START RECORDS FOR THIS EXERCISE
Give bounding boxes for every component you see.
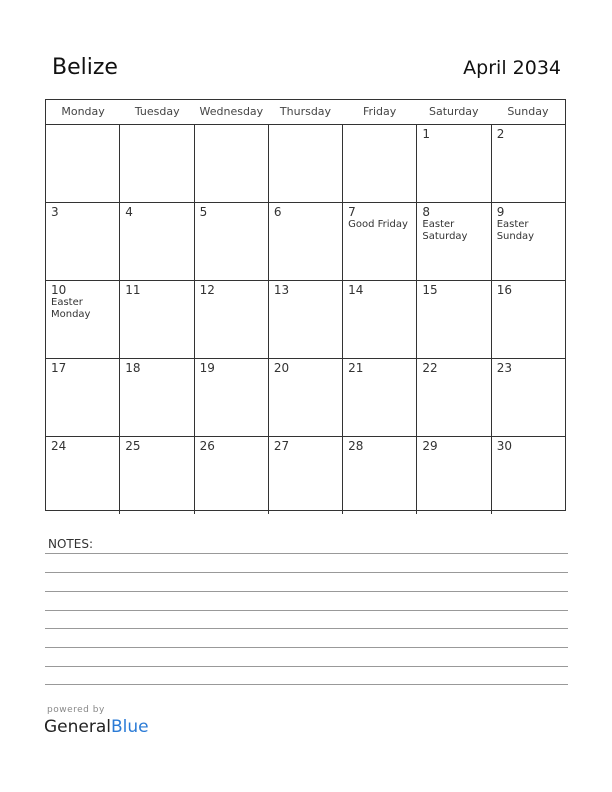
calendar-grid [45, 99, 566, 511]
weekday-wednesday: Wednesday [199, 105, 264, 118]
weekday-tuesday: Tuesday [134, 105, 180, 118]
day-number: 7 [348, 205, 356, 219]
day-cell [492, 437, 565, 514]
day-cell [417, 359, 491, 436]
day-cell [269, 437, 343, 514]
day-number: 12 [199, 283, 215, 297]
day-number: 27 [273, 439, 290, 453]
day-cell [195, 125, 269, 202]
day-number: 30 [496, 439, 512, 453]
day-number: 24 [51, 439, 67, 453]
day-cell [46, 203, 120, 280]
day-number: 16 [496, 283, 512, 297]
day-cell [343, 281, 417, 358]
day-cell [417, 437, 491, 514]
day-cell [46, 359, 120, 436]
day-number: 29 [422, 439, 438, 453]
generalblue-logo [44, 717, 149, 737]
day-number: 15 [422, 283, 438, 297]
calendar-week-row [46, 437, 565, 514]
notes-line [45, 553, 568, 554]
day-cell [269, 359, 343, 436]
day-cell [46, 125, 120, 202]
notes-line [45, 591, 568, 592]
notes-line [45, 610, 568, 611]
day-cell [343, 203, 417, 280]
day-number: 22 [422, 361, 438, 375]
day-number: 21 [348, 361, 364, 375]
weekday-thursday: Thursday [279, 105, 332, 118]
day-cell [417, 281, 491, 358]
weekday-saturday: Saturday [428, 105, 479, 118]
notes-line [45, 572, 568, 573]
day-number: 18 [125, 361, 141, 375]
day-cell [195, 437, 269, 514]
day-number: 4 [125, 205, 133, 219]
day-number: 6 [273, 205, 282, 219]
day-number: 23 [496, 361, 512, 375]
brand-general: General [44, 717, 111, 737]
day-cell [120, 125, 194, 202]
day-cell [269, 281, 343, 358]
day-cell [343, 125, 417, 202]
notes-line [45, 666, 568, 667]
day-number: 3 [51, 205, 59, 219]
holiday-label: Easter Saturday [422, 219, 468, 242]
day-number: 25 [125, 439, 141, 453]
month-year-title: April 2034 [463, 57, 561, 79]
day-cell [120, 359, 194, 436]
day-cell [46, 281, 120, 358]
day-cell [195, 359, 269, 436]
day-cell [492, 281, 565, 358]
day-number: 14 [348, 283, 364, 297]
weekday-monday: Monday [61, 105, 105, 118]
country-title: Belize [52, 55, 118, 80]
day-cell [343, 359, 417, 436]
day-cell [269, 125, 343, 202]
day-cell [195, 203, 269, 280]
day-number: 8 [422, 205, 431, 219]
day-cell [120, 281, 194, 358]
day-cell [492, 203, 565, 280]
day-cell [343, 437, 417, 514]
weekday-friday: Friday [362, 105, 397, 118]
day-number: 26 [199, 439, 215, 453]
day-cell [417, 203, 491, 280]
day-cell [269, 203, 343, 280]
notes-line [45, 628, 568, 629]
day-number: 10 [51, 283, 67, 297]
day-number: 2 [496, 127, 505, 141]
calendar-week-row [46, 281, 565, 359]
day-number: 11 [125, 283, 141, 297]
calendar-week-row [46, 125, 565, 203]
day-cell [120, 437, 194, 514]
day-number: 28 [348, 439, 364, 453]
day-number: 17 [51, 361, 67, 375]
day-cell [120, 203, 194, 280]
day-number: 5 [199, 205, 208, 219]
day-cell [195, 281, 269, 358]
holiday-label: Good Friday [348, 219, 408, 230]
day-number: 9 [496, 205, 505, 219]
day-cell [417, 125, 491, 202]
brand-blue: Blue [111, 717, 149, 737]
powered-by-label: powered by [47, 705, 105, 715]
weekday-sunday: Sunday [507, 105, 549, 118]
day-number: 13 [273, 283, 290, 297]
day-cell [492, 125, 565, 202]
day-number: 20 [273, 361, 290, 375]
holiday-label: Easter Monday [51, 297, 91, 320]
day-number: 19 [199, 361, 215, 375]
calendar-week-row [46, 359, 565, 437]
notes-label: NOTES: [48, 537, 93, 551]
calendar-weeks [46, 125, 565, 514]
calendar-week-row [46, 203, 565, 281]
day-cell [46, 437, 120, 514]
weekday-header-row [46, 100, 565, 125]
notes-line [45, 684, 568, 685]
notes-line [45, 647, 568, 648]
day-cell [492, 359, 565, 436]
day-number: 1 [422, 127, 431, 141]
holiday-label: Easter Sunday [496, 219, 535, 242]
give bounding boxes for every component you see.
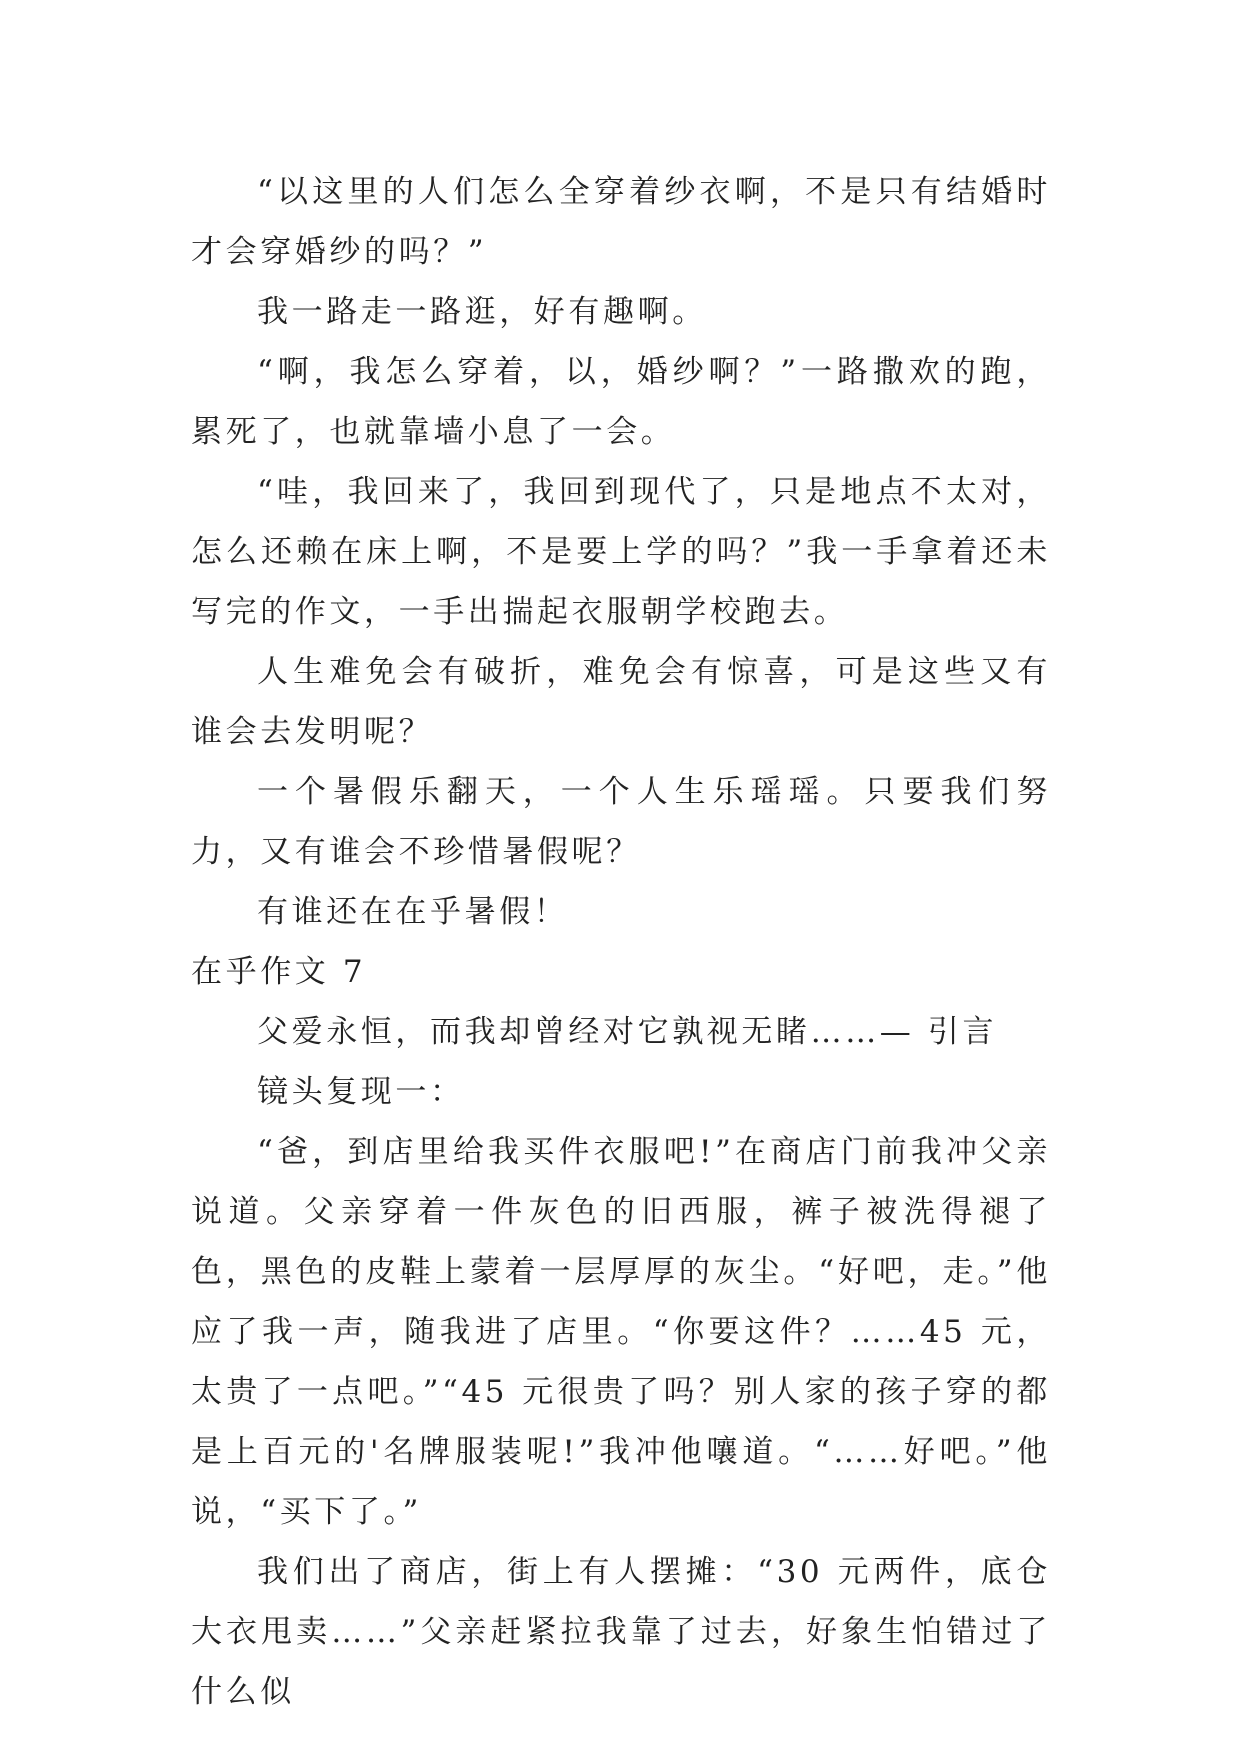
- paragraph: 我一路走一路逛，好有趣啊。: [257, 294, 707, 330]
END RECORDS FOR THIS EXERCISE
WORK TO DO:
Write out the listing above line for line, character for character, from the first line through the last, leaving out the pictures.

SOLUTION TO THIS TASK:
Give bounding boxes for every component you see.
calendar-grid [45, 99, 566, 511]
weekday-wednesday: Wednesday [199, 105, 264, 118]
weekday-tuesday: Tuesday [134, 105, 180, 118]
day-number: 7 [348, 205, 356, 219]
day-cell [492, 437, 565, 514]
day-cell [417, 359, 491, 436]
day-cell [269, 437, 343, 514]
day-number: 12 [199, 283, 215, 297]
day-number: 27 [273, 439, 290, 453]
day-cell [195, 125, 269, 202]
day-number: 30 [496, 439, 512, 453]
day-number: 24 [51, 439, 67, 453]
day-cell [46, 203, 120, 280]
day-number: 16 [496, 283, 512, 297]
day-cell [343, 281, 417, 358]
day-cell [417, 437, 491, 514]
day-cell [46, 359, 120, 436]
day-number: 29 [422, 439, 438, 453]
generalblue-logo [44, 717, 149, 737]
day-number: 15 [422, 283, 438, 297]
calendar-week-row [46, 437, 565, 514]
notes-line [45, 553, 568, 554]
day-cell [269, 359, 343, 436]
day-cell [46, 125, 120, 202]
notes-line [45, 591, 568, 592]
notes-line [45, 610, 568, 611]
day-cell [343, 203, 417, 280]
day-number: 22 [422, 361, 438, 375]
day-number: 21 [348, 361, 364, 375]
weekday-thursday: Thursday [279, 105, 332, 118]
day-cell [417, 281, 491, 358]
weekday-saturday: Saturday [428, 105, 479, 118]
notes-line [45, 572, 568, 573]
day-number: 18 [125, 361, 141, 375]
day-cell [195, 437, 269, 514]
day-number: 4 [125, 205, 133, 219]
day-number: 6 [273, 205, 282, 219]
day-number: 23 [496, 361, 512, 375]
brand-general: General [44, 717, 111, 737]
day-cell [120, 125, 194, 202]
day-cell [269, 281, 343, 358]
day-cell [343, 125, 417, 202]
notes-line [45, 666, 568, 667]
day-number: 3 [51, 205, 59, 219]
holiday-label: Easter Saturday [422, 219, 468, 242]
day-number: 25 [125, 439, 141, 453]
month-year-title: April 2034 [463, 57, 561, 79]
day-cell [120, 359, 194, 436]
day-cell [46, 281, 120, 358]
day-cell [195, 359, 269, 436]
day-cell [492, 281, 565, 358]
day-number: 14 [348, 283, 364, 297]
weekday-monday: Monday [61, 105, 105, 118]
country-title: Belize [52, 55, 118, 80]
day-cell [343, 359, 417, 436]
day-cell [269, 125, 343, 202]
day-cell [195, 203, 269, 280]
day-number: 8 [422, 205, 431, 219]
day-cell [120, 281, 194, 358]
day-cell [492, 203, 565, 280]
day-cell [343, 437, 417, 514]
weekday-friday: Friday [362, 105, 397, 118]
day-number: 26 [199, 439, 215, 453]
day-cell [417, 203, 491, 280]
day-cell [269, 203, 343, 280]
notes-line [45, 628, 568, 629]
day-number: 10 [51, 283, 67, 297]
day-number: 2 [496, 127, 505, 141]
calendar-week-row [46, 281, 565, 359]
day-number: 11 [125, 283, 141, 297]
calendar-week-row [46, 125, 565, 203]
day-cell [120, 437, 194, 514]
day-number: 28 [348, 439, 364, 453]
day-number: 17 [51, 361, 67, 375]
day-cell [120, 203, 194, 280]
day-number: 5 [199, 205, 208, 219]
day-cell [195, 281, 269, 358]
holiday-label: Good Friday [348, 219, 408, 230]
day-number: 9 [496, 205, 505, 219]
day-cell [417, 125, 491, 202]
brand-blue: Blue [111, 717, 149, 737]
powered-by-label: powered by [47, 705, 105, 715]
weekday-sunday: Sunday [507, 105, 549, 118]
day-number: 13 [273, 283, 290, 297]
day-cell [492, 125, 565, 202]
day-number: 20 [273, 361, 290, 375]
holiday-label: Easter Monday [51, 297, 91, 320]
day-number: 19 [199, 361, 215, 375]
calendar-week-row [46, 359, 565, 437]
notes-label: NOTES: [48, 537, 93, 551]
calendar-weeks [46, 125, 565, 514]
calendar-week-row [46, 203, 565, 281]
day-cell [46, 437, 120, 514]
weekday-header-row [46, 100, 565, 125]
notes-line [45, 684, 568, 685]
notes-line [45, 647, 568, 648]
day-cell [492, 359, 565, 436]
day-number: 1 [422, 127, 431, 141]
holiday-label: Easter Sunday [496, 219, 535, 242]
give bounding boxes for every component you see.
- paragraph: 我一路走一路逛，好有趣啊。: [257, 294, 707, 330]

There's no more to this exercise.